[AIM OF THE TASK]:
Below are some records. Say how many of their lines contain the string "most", and give nothing but the number.

━━━━━━━━━━━━━━━━

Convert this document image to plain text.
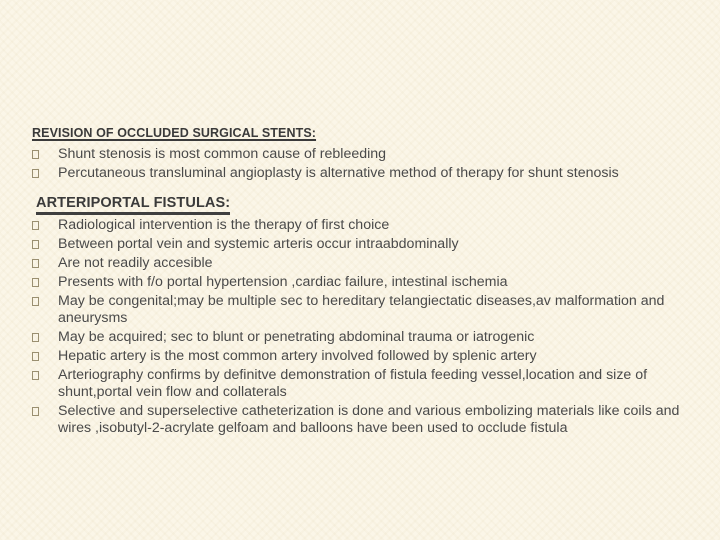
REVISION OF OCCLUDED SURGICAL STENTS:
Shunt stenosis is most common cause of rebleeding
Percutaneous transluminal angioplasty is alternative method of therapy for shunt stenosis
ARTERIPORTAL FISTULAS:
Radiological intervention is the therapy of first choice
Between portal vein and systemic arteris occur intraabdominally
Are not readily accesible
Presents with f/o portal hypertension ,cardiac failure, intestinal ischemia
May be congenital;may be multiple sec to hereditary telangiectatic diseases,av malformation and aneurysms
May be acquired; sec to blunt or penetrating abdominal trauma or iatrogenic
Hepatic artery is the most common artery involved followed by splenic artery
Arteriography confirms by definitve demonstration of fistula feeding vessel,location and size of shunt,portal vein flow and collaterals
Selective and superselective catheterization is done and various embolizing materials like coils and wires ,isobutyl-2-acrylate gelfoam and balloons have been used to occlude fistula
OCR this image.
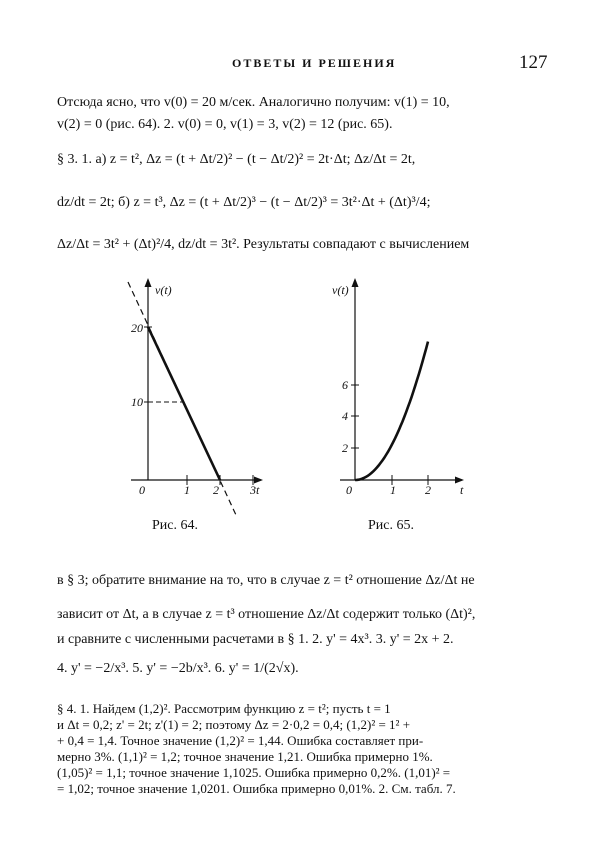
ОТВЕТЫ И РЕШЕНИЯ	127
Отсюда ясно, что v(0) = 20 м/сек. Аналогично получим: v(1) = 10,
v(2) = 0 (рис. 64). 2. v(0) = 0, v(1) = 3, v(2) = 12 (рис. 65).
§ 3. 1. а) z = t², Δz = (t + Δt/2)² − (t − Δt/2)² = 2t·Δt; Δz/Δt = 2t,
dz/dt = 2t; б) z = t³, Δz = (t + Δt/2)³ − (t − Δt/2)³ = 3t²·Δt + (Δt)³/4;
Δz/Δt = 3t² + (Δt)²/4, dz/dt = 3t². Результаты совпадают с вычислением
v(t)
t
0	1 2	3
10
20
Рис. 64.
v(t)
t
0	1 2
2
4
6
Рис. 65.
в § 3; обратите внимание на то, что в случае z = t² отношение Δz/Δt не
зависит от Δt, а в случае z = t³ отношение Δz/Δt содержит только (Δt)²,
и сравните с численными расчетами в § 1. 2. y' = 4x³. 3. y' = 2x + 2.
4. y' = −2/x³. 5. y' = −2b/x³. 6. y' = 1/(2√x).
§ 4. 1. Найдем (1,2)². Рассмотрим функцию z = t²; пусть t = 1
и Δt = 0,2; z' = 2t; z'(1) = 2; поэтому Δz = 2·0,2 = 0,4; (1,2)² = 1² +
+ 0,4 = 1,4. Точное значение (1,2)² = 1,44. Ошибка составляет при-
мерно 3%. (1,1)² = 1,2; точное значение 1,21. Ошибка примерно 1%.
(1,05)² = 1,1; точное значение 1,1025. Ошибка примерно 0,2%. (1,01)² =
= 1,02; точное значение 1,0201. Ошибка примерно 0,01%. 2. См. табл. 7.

━━━━━━━━━━━━━━━━

[REPLY TO THE EXERCISE]:
2